Dataset excerpt
'''
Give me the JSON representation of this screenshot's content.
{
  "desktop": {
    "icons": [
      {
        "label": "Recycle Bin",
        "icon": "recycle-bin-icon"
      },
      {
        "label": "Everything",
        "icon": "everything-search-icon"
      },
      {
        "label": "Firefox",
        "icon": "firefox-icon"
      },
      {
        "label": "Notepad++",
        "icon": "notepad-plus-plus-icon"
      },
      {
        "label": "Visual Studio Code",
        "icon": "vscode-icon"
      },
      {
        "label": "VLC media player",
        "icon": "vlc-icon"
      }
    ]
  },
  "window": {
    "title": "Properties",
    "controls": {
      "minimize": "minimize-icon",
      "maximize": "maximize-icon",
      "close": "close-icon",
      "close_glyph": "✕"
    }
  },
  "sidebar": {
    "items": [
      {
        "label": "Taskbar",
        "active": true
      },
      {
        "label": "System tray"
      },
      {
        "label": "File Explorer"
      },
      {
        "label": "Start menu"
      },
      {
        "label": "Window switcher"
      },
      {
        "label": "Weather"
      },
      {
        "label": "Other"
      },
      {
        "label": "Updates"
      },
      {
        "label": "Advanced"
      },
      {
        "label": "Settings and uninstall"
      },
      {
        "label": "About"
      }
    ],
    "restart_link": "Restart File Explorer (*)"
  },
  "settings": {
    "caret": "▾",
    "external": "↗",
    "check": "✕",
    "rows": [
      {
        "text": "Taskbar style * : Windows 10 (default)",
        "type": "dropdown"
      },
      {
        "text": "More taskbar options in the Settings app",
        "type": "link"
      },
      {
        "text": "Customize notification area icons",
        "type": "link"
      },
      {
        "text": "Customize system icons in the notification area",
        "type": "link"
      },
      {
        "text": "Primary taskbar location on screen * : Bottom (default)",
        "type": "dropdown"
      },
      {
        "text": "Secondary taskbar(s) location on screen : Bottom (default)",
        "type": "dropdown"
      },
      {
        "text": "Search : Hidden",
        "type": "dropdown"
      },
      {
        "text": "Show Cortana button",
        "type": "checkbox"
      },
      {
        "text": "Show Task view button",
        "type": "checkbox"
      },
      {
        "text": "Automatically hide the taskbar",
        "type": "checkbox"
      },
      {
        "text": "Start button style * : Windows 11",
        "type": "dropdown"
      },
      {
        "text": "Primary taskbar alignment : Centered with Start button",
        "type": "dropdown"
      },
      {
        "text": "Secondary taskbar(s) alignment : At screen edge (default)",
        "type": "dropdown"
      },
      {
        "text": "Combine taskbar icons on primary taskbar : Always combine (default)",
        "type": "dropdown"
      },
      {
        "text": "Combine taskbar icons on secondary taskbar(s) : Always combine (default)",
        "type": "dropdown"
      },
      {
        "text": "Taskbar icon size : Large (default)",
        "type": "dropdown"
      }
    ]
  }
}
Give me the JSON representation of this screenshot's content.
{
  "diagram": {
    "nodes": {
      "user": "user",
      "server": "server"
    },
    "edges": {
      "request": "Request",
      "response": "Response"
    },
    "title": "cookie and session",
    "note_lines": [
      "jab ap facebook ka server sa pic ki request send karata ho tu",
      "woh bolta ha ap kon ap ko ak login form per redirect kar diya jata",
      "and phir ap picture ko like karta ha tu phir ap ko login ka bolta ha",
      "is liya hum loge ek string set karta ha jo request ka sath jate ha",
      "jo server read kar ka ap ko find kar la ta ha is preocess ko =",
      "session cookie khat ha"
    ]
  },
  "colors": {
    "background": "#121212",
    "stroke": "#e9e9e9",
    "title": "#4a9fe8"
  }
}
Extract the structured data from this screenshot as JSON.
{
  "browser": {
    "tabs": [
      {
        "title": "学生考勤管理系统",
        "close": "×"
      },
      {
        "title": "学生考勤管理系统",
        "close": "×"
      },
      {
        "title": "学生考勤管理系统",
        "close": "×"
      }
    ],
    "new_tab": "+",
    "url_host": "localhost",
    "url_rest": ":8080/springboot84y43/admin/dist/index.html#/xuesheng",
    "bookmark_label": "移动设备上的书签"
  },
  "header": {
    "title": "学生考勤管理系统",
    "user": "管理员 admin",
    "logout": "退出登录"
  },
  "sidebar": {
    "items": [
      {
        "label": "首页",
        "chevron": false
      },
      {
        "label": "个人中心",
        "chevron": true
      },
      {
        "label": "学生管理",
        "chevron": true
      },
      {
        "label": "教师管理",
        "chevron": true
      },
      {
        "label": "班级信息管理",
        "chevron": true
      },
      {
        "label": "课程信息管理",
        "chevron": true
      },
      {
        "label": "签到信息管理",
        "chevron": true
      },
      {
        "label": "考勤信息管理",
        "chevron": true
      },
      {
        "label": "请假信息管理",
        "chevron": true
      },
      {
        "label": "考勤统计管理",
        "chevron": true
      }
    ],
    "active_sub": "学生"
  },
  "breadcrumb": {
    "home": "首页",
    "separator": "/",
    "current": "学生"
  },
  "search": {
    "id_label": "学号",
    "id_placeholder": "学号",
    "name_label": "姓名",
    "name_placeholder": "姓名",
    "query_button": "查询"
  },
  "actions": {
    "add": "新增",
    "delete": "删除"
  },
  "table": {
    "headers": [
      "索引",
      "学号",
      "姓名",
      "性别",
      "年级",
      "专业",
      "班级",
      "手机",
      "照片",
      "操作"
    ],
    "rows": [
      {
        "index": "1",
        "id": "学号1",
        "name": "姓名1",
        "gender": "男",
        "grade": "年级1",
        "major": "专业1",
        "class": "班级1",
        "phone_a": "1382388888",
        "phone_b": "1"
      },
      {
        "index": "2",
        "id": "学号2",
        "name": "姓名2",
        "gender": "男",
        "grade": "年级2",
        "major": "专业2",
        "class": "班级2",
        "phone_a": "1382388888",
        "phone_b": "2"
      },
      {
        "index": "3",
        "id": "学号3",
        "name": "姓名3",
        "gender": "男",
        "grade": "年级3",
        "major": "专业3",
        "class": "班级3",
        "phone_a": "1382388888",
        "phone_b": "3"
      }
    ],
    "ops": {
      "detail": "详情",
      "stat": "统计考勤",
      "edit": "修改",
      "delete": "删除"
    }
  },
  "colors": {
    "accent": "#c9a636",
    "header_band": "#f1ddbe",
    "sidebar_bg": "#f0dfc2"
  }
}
'''
GOAL = Give all of the entries again, word for word.

COMPLETED EXERCISE =
Give me the JSON representation of this screenshot's content.
{
  "desktop": {
    "icons": [
      {
        "label": "Recycle Bin",
        "icon": "recycle-bin-icon"
      },
      {
        "label": "Everything",
        "icon": "everything-search-icon"
      },
      {
        "label": "Firefox",
        "icon": "firefox-icon"
      },
      {
        "label": "Notepad++",
        "icon": "notepad-plus-plus-icon"
      },
      {
        "label": "Visual Studio Code",
        "icon": "vscode-icon"
      },
      {
        "label": "VLC media player",
        "icon": "vlc-icon"
      }
    ]
  },
  "window": {
    "title": "Properties",
    "controls": {
      "minimize": "minimize-icon",
      "maximize": "maximize-icon",
      "close": "close-icon",
      "close_glyph": "✕"
    }
  },
  "sidebar": {
    "items": [
      {
        "label": "Taskbar",
        "active": true
      },
      {
        "label": "System tray"
      },
      {
        "label": "File Explorer"
      },
      {
        "label": "Start menu"
      },
      {
        "label": "Window switcher"
      },
      {
        "label": "Weather"
      },
      {
        "label": "Other"
      },
      {
        "label": "Updates"
      },
      {
        "label": "Advanced"
      },
      {
        "label": "Settings and uninstall"
      },
      {
        "label": "About"
      }
    ],
    "restart_link": "Restart File Explorer (*)"
  },
  "settings": {
    "caret": "▾",
    "external": "↗",
    "check": "✕",
    "rows": [
      {
        "text": "Taskbar style * : Windows 10 (default)",
        "type": "dropdown"
      },
      {
        "text": "More taskbar options in the Settings app",
        "type": "link"
      },
      {
        "text": "Customize notification area icons",
        "type": "link"
      },
      {
        "text": "Customize system icons in the notification area",
        "type": "link"
      },
      {
        "text": "Primary taskbar location on screen * : Bottom (default)",
        "type": "dropdown"
      },
      {
        "text": "Secondary taskbar(s) location on screen : Bottom (default)",
        "type": "dropdown"
      },
      {
        "text": "Search : Hidden",
        "type": "dropdown"
      },
      {
        "text": "Show Cortana button",
        "type": "checkbox"
      },
      {
        "text": "Show Task view button",
        "type": "checkbox"
      },
      {
        "text": "Automatically hide the taskbar",
        "type": "checkbox"
      },
      {
        "text": "Start button style * : Windows 11",
        "type": "dropdown"
      },
      {
        "text": "Primary taskbar alignment : Centered with Start button",
        "type": "dropdown"
      },
      {
        "text": "Secondary taskbar(s) alignment : At screen edge (default)",
        "type": "dropdown"
      },
      {
        "text": "Combine taskbar icons on primary taskbar : Always combine (default)",
        "type": "dropdown"
      },
      {
        "text": "Combine taskbar icons on secondary taskbar(s) : Always combine (default)",
        "type": "dropdown"
      },
      {
        "text": "Taskbar icon size : Large (default)",
        "type": "dropdown"
      }
    ]
  }
}
Give me the JSON representation of this screenshot's content.
{
  "diagram": {
    "nodes": {
      "user": "user",
      "server": "server"
    },
    "edges": {
      "request": "Request",
      "response": "Response"
    },
    "title": "cookie and session",
    "note_lines": [
      "jab ap facebook ka server sa pic ki request send karata ho tu",
      "woh bolta ha ap kon ap ko ak login form per redirect kar diya jata",
      "and phir ap picture ko like karta ha tu phir ap ko login ka bolta ha",
      "is liya hum loge ek string set karta ha jo request ka sath jate ha",
      "jo server read kar ka ap ko find kar la ta ha is preocess ko =",
      "session cookie khat ha"
    ]
  },
  "colors": {
    "background": "#121212",
    "stroke": "#e9e9e9",
    "title": "#4a9fe8"
  }
}
Extract the structured data from this screenshot as JSON.
{
  "browser": {
    "tabs": [
      {
        "title": "学生考勤管理系统",
        "close": "×"
      },
      {
        "title": "学生考勤管理系统",
        "close": "×"
      },
      {
        "title": "学生考勤管理系统",
        "close": "×"
      }
    ],
    "new_tab": "+",
    "url_host": "localhost",
    "url_rest": ":8080/springboot84y43/admin/dist/index.html#/xuesheng",
    "bookmark_label": "移动设备上的书签"
  },
  "header": {
    "title": "学生考勤管理系统",
    "user": "管理员 admin",
    "logout": "退出登录"
  },
  "sidebar": {
    "items": [
      {
        "label": "首页",
        "chevron": false
      },
      {
        "label": "个人中心",
        "chevron": true
      },
      {
        "label": "学生管理",
        "chevron": true
      },
      {
        "label": "教师管理",
        "chevron": true
      },
      {
        "label": "班级信息管理",
        "chevron": true
      },
      {
        "label": "课程信息管理",
        "chevron": true
      },
      {
        "label": "签到信息管理",
        "chevron": true
      },
      {
        "label": "考勤信息管理",
        "chevron": true
      },
      {
        "label": "请假信息管理",
        "chevron": true
      },
      {
        "label": "考勤统计管理",
        "chevron": true
      }
    ],
    "active_sub": "学生"
  },
  "breadcrumb": {
    "home": "首页",
    "separator": "/",
    "current": "学生"
  },
  "search": {
    "id_label": "学号",
    "id_placeholder": "学号",
    "name_label": "姓名",
    "name_placeholder": "姓名",
    "query_button": "查询"
  },
  "actions": {
    "add": "新增",
    "delete": "删除"
  },
  "table": {
    "headers": [
      "索引",
      "学号",
      "姓名",
      "性别",
      "年级",
      "专业",
      "班级",
      "手机",
      "照片",
      "操作"
    ],
    "rows": [
      {
        "index": "1",
        "id": "学号1",
        "name": "姓名1",
        "gender": "男",
        "grade": "年级1",
        "major": "专业1",
        "class": "班级1",
        "phone_a": "1382388888",
        "phone_b": "1"
      },
      {
        "index": "2",
        "id": "学号2",
        "name": "姓名2",
        "gender": "男",
        "grade": "年级2",
        "major": "专业2",
        "class": "班级2",
        "phone_a": "1382388888",
        "phone_b": "2"
      },
      {
        "index": "3",
        "id": "学号3",
        "name": "姓名3",
        "gender": "男",
        "grade": "年级3",
        "major": "专业3",
        "class": "班级3",
        "phone_a": "1382388888",
        "phone_b": "3"
      }
    ],
    "ops": {
      "detail": "详情",
      "stat": "统计考勤",
      "edit": "修改",
      "delete": "删除"
    }
  },
  "colors": {
    "accent": "#c9a636",
    "header_band": "#f1ddbe",
    "sidebar_bg": "#f0dfc2"
  }
}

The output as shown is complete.